# Selected text:

● ● ● ●

The group included activists from about 10 organisations in the city, such as Vimochana, Karnataka HIV Sonkithara Sangatane, GATWU (Garment and Textile Workers Union), Lesbit, Sangama, Dalit Bahujan Chaluvali, Samanatha Mahila Vedike etc.
As soon as the group started protesting, policemen asked them to move saying that they had no permission to protest in the area. Though they had earlier applied for police permission to protest in front of KFCC, the location allotted to them was Anand Rao Circle. KFCC had a huge gathering on Saturday as election to its committee was about to happen on Saturday afternoon. The protest was organised in that venue for the same reason.
The protesters had dispersed and were standing on either side of the road in front of KFCC, silently holding placards when some men who were dressed in plain clothes but claiming to be from the police, started snatching away their placards. They were soon joined by KFCC members.
Even as the police were looking on, film industry members pushed and jostled the women and shouted at them to leave. Policemen chose to ignore this while stashing away the placards. Heated arguments followed between industry members and protesters.
Of those who were aggressive to the protesters, some said that there should be no protests at all while others said that the protest should be held in a different location. Almost all opined that Darshan’s case was a family matter and that others should not interfere in it.
Rajendra Kumar, KFCC member and theatre-owner from Mysore, said, "They can protest, but they should go elsewhere as elections are about to happen here. About 5000 people – directors, actors, producers, distributors and exhibitors – from the state are coming here today." When asked why he was getting agitated about a silent protest, Kumar did not elaborate further.

● ● ● ●

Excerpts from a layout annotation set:

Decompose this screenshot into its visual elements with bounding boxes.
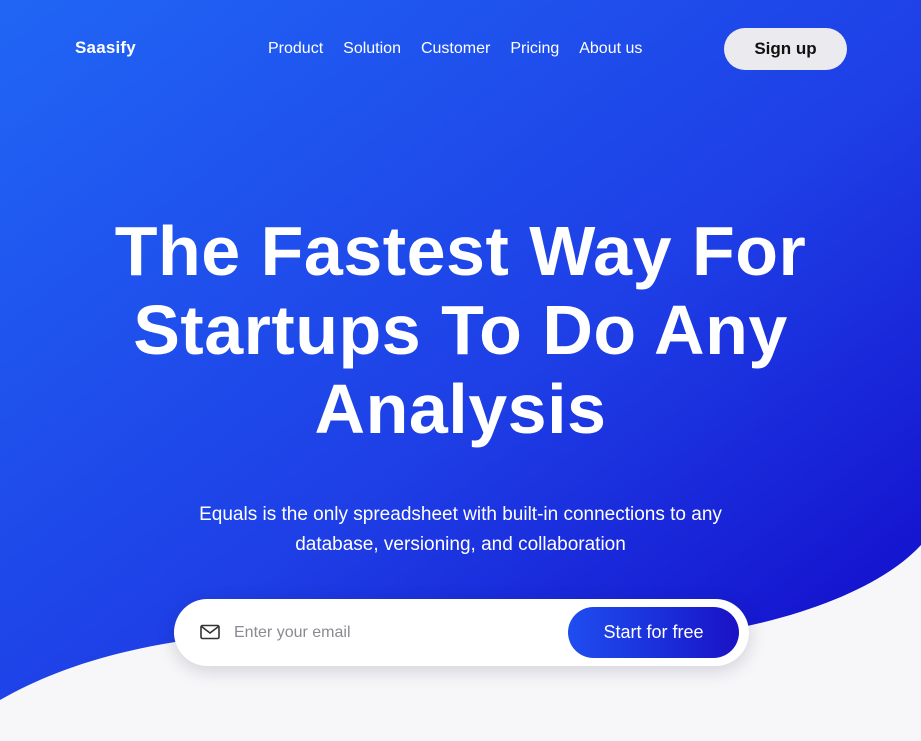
nav-item-customer[interactable]: Customer	[421, 39, 490, 59]
nav-item-solution[interactable]: Solution	[343, 39, 401, 59]
headline-line-1: The Fastest Way For	[114, 212, 807, 290]
headline-line-2: Startups To Do Any	[133, 291, 788, 369]
mail-icon	[200, 624, 220, 640]
nav-item-pricing[interactable]: Pricing	[510, 39, 559, 59]
logo[interactable]: Saasify	[75, 38, 136, 58]
hero-section: Saasify Product Solution Customer Pricin…	[0, 0, 921, 741]
subtitle-line-1: Equals is the only spreadsheet with buil…	[199, 504, 722, 525]
nav-item-product[interactable]: Product	[268, 39, 323, 59]
start-for-free-button[interactable]: Start for free	[568, 607, 739, 658]
hero-subtitle: Equals is the only spreadsheet with buil…	[160, 500, 761, 560]
nav-menu: Product Solution Customer Pricing About …	[268, 39, 642, 59]
nav-item-about-us[interactable]: About us	[579, 39, 642, 59]
signup-button[interactable]: Sign up	[724, 28, 847, 70]
top-navigation: Saasify Product Solution Customer Pricin…	[0, 0, 921, 98]
subtitle-line-2: database, versioning, and collaboration	[295, 534, 626, 555]
email-signup-form: Start for free	[174, 599, 749, 666]
email-input[interactable]	[234, 617, 554, 649]
hero-headline: The Fastest Way For Startups To Do Any A…	[60, 212, 861, 449]
headline-line-3: Analysis	[314, 370, 607, 448]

● ● ● ●

# Requirements:
[A] Translate this sentence from the protest report into Spanish: "They were soon joined by KFCC members."
[B] Repeat the part of the protest report starting at "The protesters had" and ending at "interfere in it.".

# Outputs for the tasks:
[A] Pronto se les unieron miembros de KFCC.

[B]
The protesters had dispersed and were standing on either side of the road in front of KFCC, silently holding placards when some men who were dressed in plain clothes but claiming to be from the police, started snatching away their placards. They were soon joined by KFCC members.
Even as the police were looking on, film industry members pushed and jostled the women and shouted at them to leave. Policemen chose to ignore this while stashing away the placards. Heated arguments followed between industry members and protesters.
Of those who were aggressive to the protesters, some said that there should be no protests at all while others said that the protest should be held in a different location. Almost all opined that Darshan’s case was a family matter and that others should not interfere in it.